* Do this
Swap "Y-axis label" for "Vertical axis label" in the lines running from the one containing "Point [194,781,217,796]" through the one containing "Point [1021,537,1043,551]". Return only those lines, with everything else left unchanged.

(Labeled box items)
________________________________________

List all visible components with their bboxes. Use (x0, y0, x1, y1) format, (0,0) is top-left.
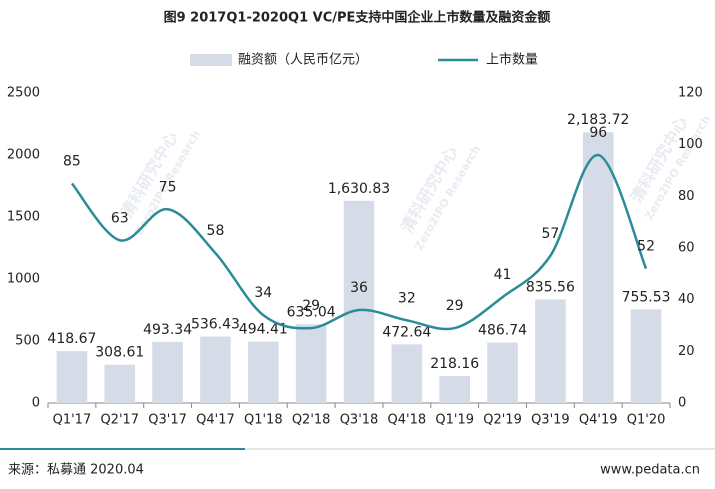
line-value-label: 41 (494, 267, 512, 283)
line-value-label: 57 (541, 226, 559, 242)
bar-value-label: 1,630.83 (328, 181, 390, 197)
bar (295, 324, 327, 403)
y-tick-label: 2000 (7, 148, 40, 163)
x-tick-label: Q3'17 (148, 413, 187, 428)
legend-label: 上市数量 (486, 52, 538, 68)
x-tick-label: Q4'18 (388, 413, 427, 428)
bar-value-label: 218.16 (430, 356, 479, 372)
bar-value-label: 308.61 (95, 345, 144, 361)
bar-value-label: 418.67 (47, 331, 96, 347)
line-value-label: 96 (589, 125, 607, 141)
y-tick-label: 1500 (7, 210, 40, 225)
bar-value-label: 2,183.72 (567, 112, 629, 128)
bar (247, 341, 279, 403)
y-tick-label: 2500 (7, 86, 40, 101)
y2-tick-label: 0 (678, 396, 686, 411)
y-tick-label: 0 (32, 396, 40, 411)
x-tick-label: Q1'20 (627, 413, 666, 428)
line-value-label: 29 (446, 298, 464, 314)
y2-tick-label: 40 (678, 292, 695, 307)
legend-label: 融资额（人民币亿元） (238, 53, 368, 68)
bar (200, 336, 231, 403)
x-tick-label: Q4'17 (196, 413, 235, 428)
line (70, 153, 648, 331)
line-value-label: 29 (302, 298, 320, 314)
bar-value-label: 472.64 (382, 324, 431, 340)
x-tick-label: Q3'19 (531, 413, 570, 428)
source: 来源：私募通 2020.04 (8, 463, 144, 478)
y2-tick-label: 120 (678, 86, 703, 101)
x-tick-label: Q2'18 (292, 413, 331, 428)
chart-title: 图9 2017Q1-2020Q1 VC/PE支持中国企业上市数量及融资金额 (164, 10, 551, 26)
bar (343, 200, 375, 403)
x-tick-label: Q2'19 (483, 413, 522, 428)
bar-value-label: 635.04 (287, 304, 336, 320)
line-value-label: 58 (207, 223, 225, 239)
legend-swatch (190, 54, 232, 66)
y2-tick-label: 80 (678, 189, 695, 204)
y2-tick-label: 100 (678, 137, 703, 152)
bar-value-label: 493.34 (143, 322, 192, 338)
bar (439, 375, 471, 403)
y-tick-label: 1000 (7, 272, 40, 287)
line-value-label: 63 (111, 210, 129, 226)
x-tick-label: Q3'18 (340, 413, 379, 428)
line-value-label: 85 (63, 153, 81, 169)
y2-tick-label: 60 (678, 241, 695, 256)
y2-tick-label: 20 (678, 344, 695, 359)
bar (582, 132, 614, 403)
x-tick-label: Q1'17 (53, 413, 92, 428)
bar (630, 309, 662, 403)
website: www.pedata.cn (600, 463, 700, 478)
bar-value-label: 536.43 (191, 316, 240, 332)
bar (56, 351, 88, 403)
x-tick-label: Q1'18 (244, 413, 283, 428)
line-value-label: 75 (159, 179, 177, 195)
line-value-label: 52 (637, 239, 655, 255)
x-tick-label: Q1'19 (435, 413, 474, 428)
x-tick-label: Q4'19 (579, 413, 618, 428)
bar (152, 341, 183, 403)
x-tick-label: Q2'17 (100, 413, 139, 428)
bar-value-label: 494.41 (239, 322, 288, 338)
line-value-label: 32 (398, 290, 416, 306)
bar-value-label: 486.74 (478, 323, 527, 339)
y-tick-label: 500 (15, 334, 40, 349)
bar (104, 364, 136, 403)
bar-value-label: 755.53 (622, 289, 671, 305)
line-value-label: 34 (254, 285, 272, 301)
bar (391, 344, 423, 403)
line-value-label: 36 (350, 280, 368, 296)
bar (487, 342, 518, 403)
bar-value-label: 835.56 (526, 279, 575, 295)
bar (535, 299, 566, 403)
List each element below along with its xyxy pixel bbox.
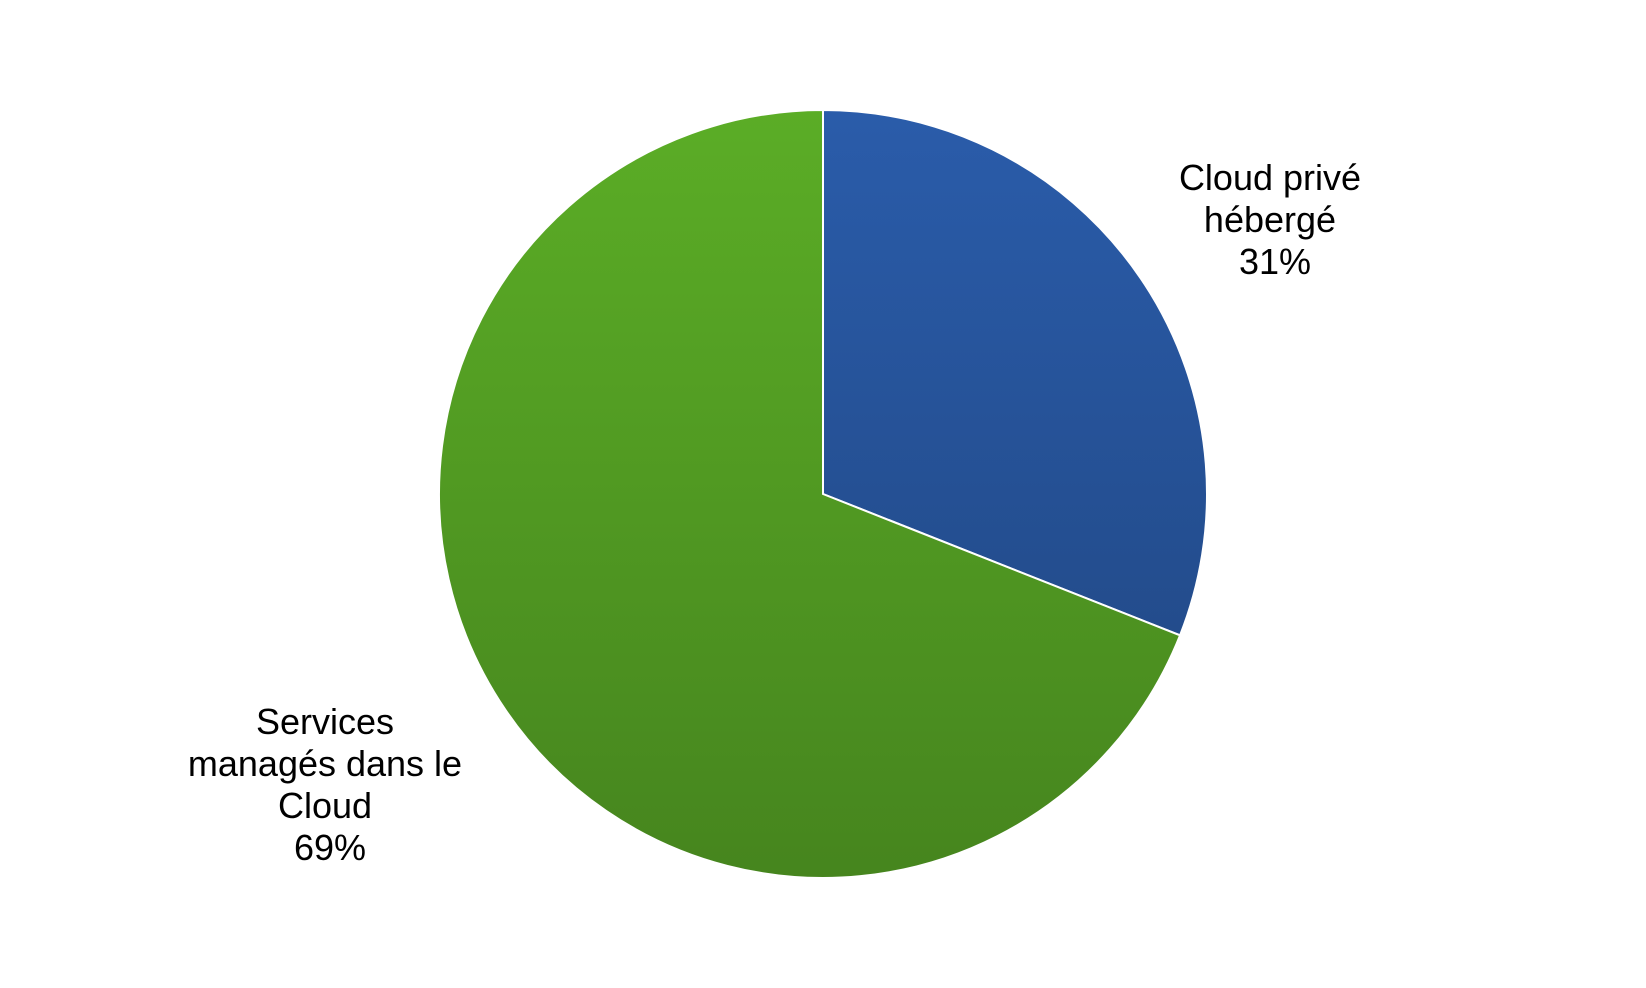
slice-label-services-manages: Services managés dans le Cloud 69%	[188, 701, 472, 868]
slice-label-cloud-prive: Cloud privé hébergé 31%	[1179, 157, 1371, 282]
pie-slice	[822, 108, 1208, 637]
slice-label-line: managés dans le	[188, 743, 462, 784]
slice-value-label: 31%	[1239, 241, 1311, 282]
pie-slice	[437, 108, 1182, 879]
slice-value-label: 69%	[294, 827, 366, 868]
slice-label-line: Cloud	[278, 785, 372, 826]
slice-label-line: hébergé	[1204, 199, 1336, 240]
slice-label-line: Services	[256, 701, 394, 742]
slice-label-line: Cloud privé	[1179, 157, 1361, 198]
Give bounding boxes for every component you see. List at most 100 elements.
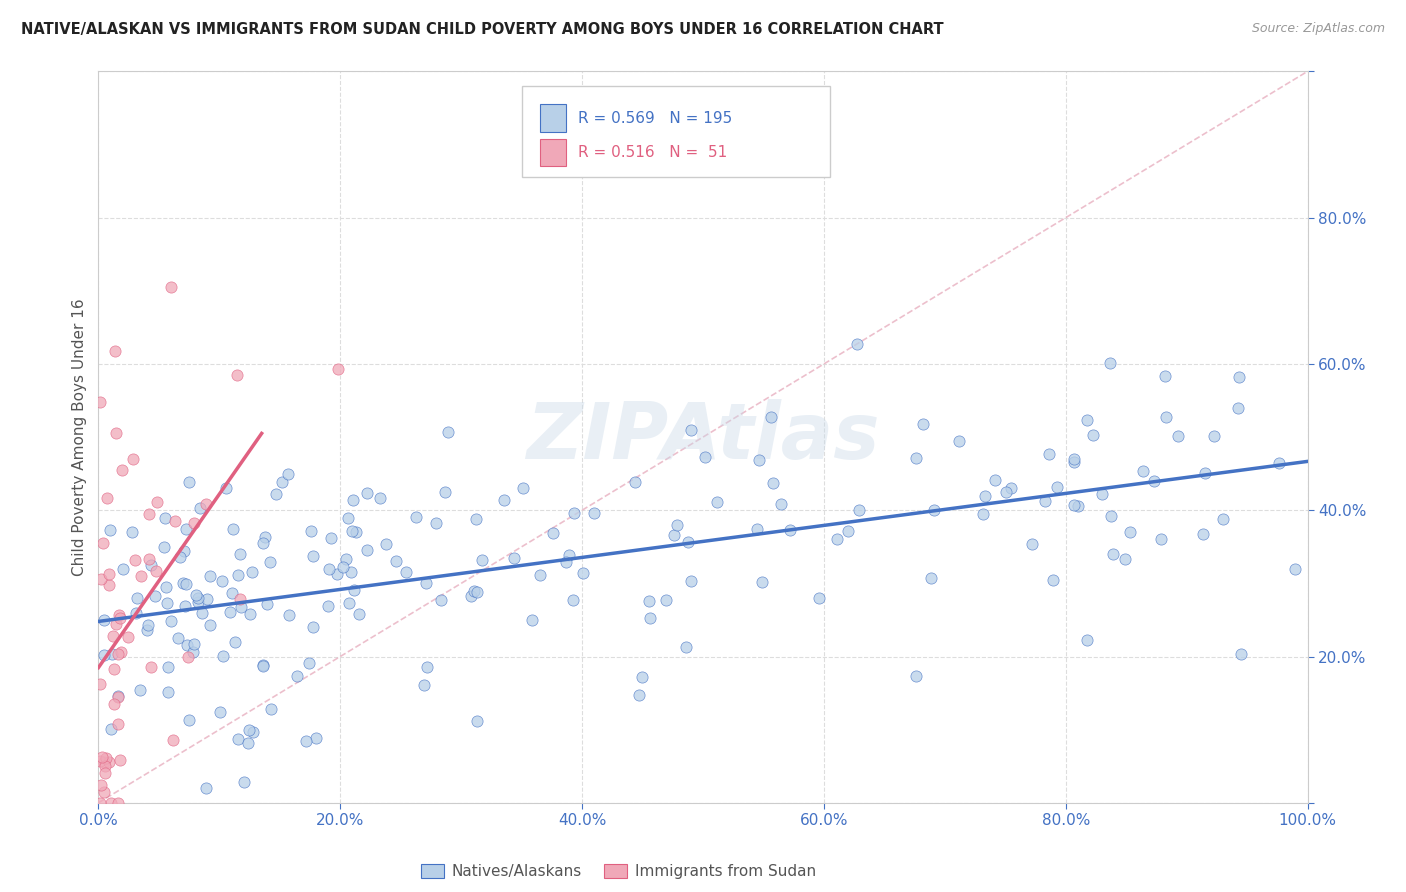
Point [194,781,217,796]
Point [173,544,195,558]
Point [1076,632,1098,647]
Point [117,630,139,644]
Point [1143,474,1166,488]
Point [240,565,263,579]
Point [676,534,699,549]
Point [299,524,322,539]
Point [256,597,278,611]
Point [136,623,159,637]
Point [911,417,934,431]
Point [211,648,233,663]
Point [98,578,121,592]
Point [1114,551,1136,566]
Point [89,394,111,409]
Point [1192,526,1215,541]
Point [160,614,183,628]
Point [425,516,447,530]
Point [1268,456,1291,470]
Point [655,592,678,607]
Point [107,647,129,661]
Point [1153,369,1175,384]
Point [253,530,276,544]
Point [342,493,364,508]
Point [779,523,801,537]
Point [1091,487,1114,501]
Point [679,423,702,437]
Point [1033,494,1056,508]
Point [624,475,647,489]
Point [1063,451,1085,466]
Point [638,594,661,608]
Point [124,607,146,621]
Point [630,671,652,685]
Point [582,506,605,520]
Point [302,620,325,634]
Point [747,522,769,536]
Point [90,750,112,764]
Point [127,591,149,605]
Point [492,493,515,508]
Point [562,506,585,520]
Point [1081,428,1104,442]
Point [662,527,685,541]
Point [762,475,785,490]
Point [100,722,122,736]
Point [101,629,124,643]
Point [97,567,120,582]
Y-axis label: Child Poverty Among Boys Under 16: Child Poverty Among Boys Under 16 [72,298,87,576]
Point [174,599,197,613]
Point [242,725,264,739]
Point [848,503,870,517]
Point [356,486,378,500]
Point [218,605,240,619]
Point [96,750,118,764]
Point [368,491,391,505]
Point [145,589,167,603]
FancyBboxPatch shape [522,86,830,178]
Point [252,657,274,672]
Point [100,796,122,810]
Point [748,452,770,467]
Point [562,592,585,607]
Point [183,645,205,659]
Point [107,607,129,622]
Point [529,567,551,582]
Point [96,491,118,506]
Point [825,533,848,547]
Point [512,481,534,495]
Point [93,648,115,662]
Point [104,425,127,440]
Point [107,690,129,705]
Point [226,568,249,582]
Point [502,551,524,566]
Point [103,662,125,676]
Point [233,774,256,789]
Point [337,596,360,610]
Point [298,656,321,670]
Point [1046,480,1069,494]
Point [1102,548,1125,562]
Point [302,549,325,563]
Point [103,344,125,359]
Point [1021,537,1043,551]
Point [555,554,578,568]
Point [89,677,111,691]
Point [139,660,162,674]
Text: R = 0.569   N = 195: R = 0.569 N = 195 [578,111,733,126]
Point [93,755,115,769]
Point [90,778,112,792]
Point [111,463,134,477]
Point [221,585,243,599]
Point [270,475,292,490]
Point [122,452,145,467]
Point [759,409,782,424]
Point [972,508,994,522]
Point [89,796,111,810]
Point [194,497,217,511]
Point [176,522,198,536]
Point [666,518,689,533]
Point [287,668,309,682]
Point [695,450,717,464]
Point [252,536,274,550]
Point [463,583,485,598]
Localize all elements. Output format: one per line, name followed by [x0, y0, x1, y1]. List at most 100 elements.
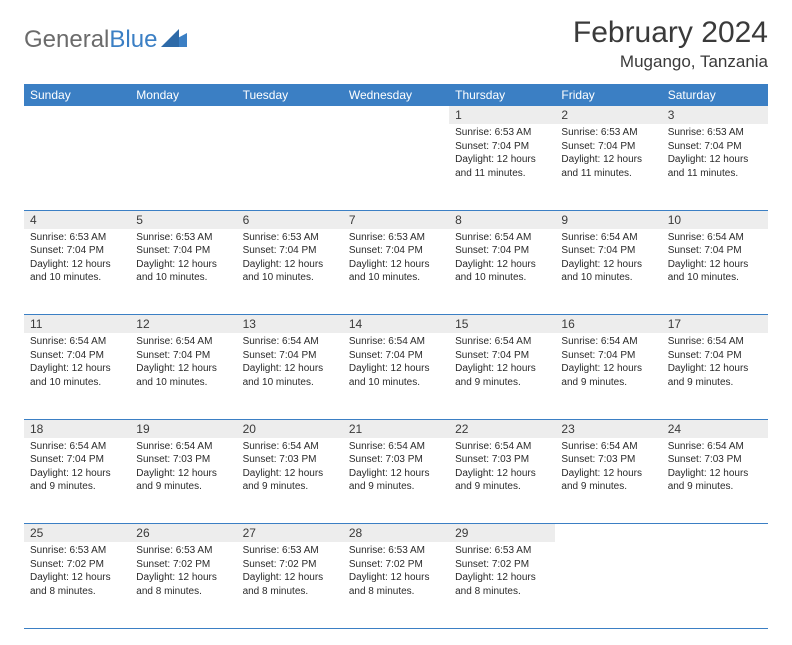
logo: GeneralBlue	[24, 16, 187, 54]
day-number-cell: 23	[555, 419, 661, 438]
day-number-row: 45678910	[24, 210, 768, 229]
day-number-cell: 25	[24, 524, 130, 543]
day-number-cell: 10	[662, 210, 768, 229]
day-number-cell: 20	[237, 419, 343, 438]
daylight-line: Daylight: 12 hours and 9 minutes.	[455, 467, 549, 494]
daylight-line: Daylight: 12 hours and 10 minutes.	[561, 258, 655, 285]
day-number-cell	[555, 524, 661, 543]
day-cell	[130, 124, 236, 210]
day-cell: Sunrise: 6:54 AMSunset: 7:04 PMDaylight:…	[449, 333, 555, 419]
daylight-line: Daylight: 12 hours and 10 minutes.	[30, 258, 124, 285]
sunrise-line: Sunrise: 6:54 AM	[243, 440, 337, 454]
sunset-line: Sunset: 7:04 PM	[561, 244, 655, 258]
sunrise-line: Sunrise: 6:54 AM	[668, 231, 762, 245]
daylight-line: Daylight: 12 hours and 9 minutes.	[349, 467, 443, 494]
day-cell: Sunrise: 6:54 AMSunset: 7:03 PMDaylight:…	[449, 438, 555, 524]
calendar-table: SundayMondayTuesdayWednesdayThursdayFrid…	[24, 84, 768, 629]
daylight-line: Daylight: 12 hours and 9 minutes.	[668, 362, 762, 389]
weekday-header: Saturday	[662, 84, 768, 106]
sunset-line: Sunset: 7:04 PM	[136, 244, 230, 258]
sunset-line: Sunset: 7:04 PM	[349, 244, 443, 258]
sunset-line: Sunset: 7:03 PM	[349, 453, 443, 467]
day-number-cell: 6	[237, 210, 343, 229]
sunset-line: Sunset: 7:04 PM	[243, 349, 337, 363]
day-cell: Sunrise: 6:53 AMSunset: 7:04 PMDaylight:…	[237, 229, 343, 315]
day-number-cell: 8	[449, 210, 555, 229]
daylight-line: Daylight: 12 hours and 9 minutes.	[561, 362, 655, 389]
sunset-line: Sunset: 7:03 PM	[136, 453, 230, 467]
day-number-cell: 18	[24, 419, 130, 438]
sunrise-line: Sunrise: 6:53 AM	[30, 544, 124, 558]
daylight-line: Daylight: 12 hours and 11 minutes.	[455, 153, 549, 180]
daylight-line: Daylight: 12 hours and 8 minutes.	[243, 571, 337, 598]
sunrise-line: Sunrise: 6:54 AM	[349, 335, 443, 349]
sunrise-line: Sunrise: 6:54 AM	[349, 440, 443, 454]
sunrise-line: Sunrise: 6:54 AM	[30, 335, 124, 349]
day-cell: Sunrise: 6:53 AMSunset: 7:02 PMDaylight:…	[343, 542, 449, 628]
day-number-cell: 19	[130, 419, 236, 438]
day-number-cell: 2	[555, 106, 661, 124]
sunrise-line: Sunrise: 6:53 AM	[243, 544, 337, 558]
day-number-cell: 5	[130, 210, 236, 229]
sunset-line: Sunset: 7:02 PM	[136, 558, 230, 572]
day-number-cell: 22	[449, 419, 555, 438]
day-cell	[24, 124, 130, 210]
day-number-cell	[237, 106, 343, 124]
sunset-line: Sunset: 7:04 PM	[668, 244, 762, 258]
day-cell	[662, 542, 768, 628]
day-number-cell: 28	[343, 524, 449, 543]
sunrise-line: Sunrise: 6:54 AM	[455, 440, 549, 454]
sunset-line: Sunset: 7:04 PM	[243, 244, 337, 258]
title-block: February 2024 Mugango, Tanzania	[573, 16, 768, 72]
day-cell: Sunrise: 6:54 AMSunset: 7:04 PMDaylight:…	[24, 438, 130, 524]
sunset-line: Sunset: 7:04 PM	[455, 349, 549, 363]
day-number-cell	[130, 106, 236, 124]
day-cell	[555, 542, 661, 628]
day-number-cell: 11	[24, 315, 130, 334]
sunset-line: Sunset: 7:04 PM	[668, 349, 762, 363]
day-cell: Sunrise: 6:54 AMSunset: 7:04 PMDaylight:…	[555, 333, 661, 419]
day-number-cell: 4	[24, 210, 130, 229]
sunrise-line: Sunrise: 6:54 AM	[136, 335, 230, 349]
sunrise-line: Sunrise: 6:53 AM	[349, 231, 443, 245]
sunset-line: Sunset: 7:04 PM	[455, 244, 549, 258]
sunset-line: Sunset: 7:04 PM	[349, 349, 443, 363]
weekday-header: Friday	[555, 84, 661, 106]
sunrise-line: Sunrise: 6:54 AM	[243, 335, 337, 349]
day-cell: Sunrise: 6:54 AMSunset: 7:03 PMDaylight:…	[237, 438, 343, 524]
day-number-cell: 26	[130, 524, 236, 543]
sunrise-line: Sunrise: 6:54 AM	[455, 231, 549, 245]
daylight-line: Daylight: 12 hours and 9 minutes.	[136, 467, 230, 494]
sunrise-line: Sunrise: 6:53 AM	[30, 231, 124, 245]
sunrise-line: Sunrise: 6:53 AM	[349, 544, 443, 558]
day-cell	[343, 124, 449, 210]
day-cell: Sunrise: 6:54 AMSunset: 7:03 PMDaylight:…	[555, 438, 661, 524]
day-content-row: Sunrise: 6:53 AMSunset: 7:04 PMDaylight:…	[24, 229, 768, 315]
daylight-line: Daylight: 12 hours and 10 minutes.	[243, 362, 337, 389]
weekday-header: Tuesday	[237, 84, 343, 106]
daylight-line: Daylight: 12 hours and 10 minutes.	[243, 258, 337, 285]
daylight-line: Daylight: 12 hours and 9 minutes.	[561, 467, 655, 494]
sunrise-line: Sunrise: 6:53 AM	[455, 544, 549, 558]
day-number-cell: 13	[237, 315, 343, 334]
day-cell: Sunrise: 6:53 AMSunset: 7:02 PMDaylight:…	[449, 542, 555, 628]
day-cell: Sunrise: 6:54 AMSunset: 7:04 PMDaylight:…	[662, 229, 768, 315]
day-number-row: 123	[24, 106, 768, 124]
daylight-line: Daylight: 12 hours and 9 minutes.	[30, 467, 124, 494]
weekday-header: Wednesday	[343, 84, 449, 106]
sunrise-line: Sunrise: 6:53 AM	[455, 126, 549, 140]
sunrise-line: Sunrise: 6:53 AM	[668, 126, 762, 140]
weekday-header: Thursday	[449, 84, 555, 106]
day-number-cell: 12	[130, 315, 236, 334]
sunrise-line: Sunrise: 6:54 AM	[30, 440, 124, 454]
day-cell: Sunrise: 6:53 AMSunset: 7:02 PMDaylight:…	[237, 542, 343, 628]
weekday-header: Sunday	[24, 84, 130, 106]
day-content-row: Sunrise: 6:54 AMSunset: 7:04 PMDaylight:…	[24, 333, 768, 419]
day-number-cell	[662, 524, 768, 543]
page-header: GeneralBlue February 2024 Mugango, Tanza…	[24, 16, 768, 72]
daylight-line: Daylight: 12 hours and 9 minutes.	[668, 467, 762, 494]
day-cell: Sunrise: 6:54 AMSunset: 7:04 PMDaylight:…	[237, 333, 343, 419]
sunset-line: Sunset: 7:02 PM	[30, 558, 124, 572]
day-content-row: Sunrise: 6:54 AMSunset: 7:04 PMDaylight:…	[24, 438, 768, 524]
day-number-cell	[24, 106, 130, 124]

________________________________________

* Result of this exercise
Point [194,781,217,796]
Point [173,544,195,558]
Point [1076,632,1098,647]
Point [117,630,139,644]
Point [1143,474,1166,488]
Point [240,565,263,579]
Point [676,534,699,549]
Point [299,524,322,539]
Point [256,597,278,611]
Point [136,623,159,637]
Point [911,417,934,431]
Point [211,648,233,663]
Point [98,578,121,592]
Point [1114,551,1136,566]
Point [89,394,111,409]
Point [1192,526,1215,541]
Point [160,614,183,628]
Point [425,516,447,530]
Point [1268,456,1291,470]
Point [655,592,678,607]
Point [107,647,129,661]
Point [1153,369,1175,384]
Point [253,530,276,544]
Point [342,493,364,508]
Point [779,523,801,537]
Point [1091,487,1114,501]
Point [679,423,702,437]
Point [1033,494,1056,508]
Point [624,475,647,489]
Point [1063,451,1085,466]
Point [638,594,661,608]
Point [124,607,146,621]
Point [630,671,652,685]
Point [582,506,605,520]
Point [302,620,325,634]
Point [747,522,769,536]
Point [90,750,112,764]
Point [127,591,149,605]
Point [492,493,515,508]
Point [562,506,585,520]
Point [1081,428,1104,442]
Point [662,527,685,541]
Point [762,475,785,490]
Point [100,722,122,736]
Point [101,629,124,643]
Point [97,567,120,582]
Vertical axis label: Child Poverty Among Boys Under 16: Child Poverty Among Boys Under 16 [72,298,87,576]
Point [174,599,197,613]
Point [242,725,264,739]
Point [848,503,870,517]
Point [356,486,378,500]
Point [218,605,240,619]
Point [96,750,118,764]
Point [368,491,391,505]
Point [145,589,167,603]
FancyBboxPatch shape [522,86,830,178]
Point [252,657,274,672]
Point [100,796,122,810]
Point [748,452,770,467]
Point [562,592,585,607]
Point [183,645,205,659]
Point [107,607,129,622]
Point [529,567,551,582]
Point [96,491,118,506]
Point [825,533,848,547]
Point [512,481,534,495]
Point [93,648,115,662]
Point [104,425,127,440]
Point [107,690,129,705]
Point [226,568,249,582]
Point [502,551,524,566]
Point [103,662,125,676]
Point [233,774,256,789]
Point [337,596,360,610]
Point [298,656,321,670]
Point [1046,480,1069,494]
Point [1102,548,1125,562]
Point [302,549,325,563]
Point [103,344,125,359]
Point [1021,537,1043,551]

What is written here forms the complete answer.